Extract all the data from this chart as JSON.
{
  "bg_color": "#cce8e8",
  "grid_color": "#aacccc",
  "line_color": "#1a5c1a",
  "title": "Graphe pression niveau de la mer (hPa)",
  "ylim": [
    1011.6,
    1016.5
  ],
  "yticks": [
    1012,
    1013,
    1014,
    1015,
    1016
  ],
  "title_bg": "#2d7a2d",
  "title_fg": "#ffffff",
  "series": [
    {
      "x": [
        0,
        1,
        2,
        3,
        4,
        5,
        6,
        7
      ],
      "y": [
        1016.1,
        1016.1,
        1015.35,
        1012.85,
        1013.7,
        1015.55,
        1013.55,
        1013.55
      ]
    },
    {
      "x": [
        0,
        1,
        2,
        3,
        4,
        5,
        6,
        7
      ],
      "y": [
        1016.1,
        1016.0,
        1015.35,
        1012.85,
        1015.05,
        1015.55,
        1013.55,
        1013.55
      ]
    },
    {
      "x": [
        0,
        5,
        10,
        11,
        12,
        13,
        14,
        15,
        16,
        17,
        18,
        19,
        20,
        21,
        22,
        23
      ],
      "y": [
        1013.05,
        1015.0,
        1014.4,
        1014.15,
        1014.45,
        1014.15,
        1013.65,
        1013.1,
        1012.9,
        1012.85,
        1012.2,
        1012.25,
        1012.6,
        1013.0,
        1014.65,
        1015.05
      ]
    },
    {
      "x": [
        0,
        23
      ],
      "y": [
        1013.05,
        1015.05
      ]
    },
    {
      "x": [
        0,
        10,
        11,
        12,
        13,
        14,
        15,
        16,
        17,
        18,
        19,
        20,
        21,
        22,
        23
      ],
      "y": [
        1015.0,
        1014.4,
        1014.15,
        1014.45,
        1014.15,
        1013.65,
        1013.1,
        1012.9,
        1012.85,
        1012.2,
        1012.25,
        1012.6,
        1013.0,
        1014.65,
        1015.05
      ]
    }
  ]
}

Short task:
Please quote every record above exactly as it appears.

Exercise result:
Extract all the data from this chart as JSON.
{
  "bg_color": "#cce8e8",
  "grid_color": "#aacccc",
  "line_color": "#1a5c1a",
  "title": "Graphe pression niveau de la mer (hPa)",
  "ylim": [
    1011.6,
    1016.5
  ],
  "yticks": [
    1012,
    1013,
    1014,
    1015,
    1016
  ],
  "title_bg": "#2d7a2d",
  "title_fg": "#ffffff",
  "series": [
    {
      "x": [
        0,
        1,
        2,
        3,
        4,
        5,
        6,
        7
      ],
      "y": [
        1016.1,
        1016.1,
        1015.35,
        1012.85,
        1013.7,
        1015.55,
        1013.55,
        1013.55
      ]
    },
    {
      "x": [
        0,
        1,
        2,
        3,
        4,
        5,
        6,
        7
      ],
      "y": [
        1016.1,
        1016.0,
        1015.35,
        1012.85,
        1015.05,
        1015.55,
        1013.55,
        1013.55
      ]
    },
    {
      "x": [
        0,
        5,
        10,
        11,
        12,
        13,
        14,
        15,
        16,
        17,
        18,
        19,
        20,
        21,
        22,
        23
      ],
      "y": [
        1013.05,
        1015.0,
        1014.4,
        1014.15,
        1014.45,
        1014.15,
        1013.65,
        1013.1,
        1012.9,
        1012.85,
        1012.2,
        1012.25,
        1012.6,
        1013.0,
        1014.65,
        1015.05
      ]
    },
    {
      "x": [
        0,
        23
      ],
      "y": [
        1013.05,
        1015.05
      ]
    },
    {
      "x": [
        0,
        10,
        11,
        12,
        13,
        14,
        15,
        16,
        17,
        18,
        19,
        20,
        21,
        22,
        23
      ],
      "y": [
        1015.0,
        1014.4,
        1014.15,
        1014.45,
        1014.15,
        1013.65,
        1013.1,
        1012.9,
        1012.85,
        1012.2,
        1012.25,
        1012.6,
        1013.0,
        1014.65,
        1015.05
      ]
    }
  ]
}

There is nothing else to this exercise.